## Given data:
——————
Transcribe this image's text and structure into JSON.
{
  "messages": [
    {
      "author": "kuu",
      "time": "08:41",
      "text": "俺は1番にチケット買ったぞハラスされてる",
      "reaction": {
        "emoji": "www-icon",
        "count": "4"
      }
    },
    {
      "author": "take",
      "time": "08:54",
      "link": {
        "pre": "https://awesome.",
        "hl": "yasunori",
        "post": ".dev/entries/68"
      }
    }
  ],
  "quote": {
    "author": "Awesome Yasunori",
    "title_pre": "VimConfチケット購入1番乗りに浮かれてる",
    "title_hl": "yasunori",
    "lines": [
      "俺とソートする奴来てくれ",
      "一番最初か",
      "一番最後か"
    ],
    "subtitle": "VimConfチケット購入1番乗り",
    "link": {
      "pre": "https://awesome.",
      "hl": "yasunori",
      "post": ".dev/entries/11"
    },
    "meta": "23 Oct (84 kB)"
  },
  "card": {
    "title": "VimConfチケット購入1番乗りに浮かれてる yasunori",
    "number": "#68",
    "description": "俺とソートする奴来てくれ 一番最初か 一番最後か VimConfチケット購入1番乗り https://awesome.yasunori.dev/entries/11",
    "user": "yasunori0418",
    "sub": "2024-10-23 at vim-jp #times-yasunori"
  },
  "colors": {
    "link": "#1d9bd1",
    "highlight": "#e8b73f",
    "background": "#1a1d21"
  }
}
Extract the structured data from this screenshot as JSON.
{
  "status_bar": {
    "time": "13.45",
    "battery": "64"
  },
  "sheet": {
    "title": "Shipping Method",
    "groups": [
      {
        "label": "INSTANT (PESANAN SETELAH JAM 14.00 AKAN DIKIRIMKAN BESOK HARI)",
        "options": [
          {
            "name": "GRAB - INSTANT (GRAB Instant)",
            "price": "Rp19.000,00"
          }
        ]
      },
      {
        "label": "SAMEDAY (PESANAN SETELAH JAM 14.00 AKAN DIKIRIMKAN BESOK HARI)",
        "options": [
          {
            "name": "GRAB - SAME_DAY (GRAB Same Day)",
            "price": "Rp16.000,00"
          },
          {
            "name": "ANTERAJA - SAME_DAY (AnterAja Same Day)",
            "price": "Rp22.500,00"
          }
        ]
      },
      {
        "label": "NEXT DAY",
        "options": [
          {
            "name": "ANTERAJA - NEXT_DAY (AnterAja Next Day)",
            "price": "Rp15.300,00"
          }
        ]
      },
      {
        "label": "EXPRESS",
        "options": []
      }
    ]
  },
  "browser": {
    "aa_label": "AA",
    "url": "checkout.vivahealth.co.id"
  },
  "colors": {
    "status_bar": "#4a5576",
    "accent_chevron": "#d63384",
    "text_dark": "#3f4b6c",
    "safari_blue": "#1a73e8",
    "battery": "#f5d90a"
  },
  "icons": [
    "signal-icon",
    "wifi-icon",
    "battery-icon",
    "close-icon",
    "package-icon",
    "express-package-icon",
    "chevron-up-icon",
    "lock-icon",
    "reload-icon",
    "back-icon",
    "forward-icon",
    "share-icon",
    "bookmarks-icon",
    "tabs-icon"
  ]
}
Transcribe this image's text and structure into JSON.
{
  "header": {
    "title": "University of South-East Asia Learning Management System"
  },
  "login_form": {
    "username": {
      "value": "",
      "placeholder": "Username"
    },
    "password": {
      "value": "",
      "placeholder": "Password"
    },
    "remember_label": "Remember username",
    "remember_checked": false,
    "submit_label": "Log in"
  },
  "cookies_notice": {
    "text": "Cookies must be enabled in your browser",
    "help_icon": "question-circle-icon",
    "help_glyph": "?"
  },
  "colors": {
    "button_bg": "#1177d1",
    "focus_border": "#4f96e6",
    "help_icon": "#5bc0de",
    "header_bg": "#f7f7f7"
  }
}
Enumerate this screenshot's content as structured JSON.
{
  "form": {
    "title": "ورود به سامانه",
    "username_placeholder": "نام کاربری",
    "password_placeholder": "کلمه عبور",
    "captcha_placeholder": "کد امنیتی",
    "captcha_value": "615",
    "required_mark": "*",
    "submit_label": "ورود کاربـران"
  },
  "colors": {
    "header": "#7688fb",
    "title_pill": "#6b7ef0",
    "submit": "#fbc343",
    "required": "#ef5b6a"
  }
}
——————
## What the task asks:
Your answer should be one number: how many lines in the material above contain the string "AnterAja".

## Answer for the task:
2